REQUIREMENT: Copy out each line of the data below in which "your" appears.

*-*-*

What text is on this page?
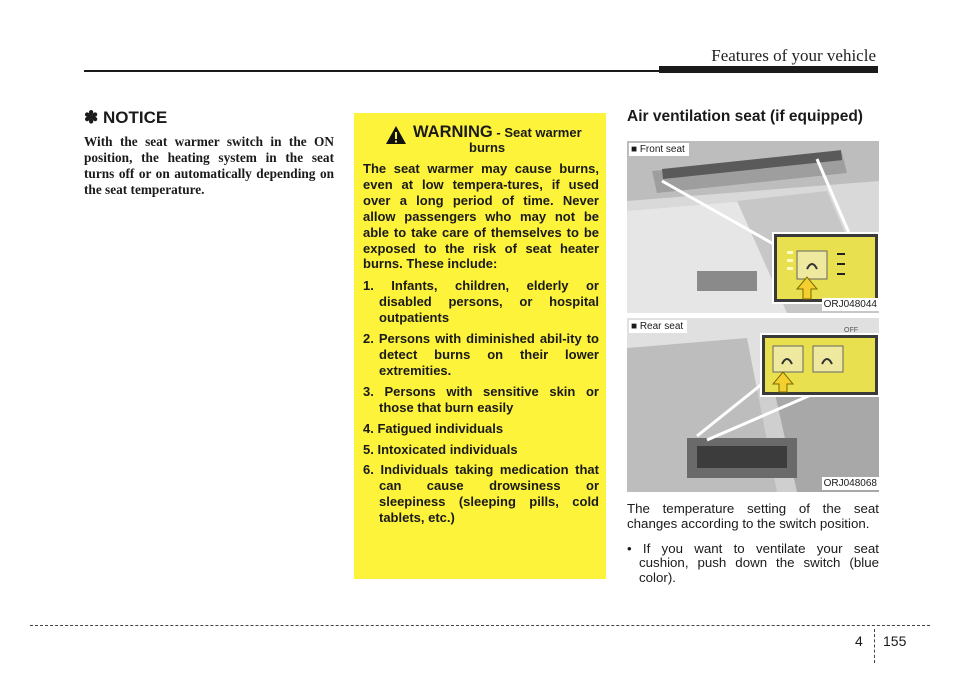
Features of your vehicle

✽ NOTICE

With the seat warmer switch in the ON position, the heating system in the seat turns off or on automatically depending on the seat temperature.

WARNING - Seat warmer
burns

The seat warmer may cause burns, even at low tempera-tures, if used over a long period of time. Never allow passengers who may not be able to take care of themselves to be exposed to the risk of seat heater burns. These include:

1. Infants, children, elderly or disabled persons, or hospital outpatients
2. Persons with diminished abil-ity to detect burns on their lower extremities.
3. Persons with sensitive skin or those that burn easily
4. Fatigued individuals
5. Intoxicated individuals
6. Individuals taking medication that can cause drowsiness or sleepiness (sleeping pills, cold tablets, etc.)
Air ventilation seat (if equipped)
■ Front seat
ORJ048044
OFF
■ Rear seat
ORJ048068

The temperature setting of the seat changes according to the switch position.

• If you want to ventilate your seat cushion, push down the switch (blue color).

4 155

*-*-*

SOLUTION TO THE EXERCISE:
Features of your vehicle
• If you want to ventilate your seat cushion, push down the switch (blue color).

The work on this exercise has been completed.